== Exercise directions ==
Gather all lines from the material that contain the word "Perf".

== Figure record listings ==
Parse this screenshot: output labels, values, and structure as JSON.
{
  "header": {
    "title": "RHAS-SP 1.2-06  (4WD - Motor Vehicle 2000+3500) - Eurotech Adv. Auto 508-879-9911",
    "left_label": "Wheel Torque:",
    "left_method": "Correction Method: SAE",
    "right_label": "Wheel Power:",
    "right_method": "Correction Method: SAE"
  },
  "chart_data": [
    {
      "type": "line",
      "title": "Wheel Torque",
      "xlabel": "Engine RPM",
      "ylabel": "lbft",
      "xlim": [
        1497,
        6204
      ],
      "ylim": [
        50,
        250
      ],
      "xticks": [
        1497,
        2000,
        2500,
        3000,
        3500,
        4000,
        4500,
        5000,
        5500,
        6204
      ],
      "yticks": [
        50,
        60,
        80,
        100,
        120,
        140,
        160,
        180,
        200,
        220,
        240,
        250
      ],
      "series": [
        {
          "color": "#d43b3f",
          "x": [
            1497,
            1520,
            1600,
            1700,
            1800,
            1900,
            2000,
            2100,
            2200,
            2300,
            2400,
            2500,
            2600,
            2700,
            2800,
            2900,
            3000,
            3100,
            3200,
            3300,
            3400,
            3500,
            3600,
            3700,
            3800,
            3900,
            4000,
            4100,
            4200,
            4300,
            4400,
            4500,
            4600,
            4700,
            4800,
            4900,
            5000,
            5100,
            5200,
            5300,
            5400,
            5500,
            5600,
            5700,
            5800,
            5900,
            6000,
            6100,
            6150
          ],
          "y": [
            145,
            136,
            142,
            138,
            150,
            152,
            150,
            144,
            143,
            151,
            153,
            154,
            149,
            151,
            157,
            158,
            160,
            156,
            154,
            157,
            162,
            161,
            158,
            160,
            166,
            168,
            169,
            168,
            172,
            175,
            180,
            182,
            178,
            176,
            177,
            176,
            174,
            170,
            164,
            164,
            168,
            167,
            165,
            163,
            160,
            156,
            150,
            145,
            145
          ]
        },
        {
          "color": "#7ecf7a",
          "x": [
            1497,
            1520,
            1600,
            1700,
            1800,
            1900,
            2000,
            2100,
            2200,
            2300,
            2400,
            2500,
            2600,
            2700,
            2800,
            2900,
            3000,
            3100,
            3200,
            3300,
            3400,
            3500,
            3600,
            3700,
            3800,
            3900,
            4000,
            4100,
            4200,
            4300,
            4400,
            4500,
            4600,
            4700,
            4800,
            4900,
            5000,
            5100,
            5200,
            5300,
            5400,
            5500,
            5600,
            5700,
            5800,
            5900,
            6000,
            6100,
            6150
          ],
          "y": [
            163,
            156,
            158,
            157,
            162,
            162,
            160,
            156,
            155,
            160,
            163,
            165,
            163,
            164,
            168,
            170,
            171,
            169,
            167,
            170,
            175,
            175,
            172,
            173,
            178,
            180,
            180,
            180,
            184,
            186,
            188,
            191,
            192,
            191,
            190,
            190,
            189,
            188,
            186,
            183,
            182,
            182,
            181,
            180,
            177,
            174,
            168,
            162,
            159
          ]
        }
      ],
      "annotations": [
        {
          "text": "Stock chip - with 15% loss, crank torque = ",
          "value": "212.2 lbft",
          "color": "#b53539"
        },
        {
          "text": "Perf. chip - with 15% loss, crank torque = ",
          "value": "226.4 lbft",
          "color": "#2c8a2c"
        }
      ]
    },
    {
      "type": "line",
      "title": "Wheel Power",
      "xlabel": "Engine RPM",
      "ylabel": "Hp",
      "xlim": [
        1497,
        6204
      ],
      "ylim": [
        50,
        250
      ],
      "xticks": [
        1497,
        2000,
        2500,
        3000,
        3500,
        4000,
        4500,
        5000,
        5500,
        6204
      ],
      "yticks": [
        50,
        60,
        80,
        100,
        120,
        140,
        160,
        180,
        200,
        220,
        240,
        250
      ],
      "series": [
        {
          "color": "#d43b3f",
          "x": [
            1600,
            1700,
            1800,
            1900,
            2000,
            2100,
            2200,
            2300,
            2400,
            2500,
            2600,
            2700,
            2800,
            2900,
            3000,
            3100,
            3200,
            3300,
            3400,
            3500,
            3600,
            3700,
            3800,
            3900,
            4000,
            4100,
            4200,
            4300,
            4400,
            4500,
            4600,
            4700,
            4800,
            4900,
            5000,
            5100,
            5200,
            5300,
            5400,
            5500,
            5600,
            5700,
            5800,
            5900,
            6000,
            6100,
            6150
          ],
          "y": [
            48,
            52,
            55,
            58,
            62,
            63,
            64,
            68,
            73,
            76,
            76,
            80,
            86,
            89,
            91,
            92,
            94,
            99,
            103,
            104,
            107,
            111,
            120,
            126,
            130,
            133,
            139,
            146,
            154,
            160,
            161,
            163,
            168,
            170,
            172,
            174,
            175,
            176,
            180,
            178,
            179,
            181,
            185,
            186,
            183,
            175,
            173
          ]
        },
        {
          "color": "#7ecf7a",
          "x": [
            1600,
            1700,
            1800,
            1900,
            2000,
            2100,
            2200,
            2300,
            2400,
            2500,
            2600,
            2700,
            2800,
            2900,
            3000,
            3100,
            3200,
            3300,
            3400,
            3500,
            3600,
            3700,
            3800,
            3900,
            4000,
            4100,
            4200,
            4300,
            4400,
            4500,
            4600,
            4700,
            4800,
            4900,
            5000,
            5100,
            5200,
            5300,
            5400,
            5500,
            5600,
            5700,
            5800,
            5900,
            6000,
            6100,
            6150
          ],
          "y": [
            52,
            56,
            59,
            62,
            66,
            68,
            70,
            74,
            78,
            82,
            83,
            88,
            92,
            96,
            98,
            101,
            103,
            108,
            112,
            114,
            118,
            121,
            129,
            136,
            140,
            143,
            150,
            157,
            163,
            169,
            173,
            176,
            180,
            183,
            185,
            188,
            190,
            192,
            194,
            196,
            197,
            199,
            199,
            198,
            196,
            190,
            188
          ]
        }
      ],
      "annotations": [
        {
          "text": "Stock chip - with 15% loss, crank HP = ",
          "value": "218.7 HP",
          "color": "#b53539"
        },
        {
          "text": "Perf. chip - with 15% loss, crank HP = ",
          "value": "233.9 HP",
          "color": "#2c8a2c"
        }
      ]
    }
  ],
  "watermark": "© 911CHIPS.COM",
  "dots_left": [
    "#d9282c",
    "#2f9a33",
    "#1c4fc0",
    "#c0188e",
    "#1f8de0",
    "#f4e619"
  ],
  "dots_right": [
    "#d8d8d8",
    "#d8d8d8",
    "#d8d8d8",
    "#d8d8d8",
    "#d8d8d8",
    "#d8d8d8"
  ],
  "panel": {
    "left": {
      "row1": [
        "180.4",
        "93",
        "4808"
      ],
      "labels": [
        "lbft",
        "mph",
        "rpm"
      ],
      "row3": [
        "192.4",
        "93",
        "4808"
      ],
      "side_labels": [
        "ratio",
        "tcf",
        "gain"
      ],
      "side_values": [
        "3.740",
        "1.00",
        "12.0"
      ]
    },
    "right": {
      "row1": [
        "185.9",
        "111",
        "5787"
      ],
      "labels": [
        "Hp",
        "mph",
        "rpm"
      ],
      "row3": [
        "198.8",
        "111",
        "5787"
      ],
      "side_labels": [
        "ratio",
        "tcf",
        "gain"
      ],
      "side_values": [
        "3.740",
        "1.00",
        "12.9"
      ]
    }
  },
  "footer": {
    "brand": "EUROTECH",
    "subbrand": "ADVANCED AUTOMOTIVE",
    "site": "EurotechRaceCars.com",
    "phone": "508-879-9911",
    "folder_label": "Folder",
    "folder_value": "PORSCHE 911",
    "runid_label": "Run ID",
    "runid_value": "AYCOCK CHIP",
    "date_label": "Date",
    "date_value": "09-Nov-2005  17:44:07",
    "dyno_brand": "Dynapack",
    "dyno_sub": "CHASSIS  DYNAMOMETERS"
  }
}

== Response to this task ==
          "text": "Perf. chip - with 15% loss, crank torque = ",
          "text": "Perf. chip - with 15% loss, crank HP = ",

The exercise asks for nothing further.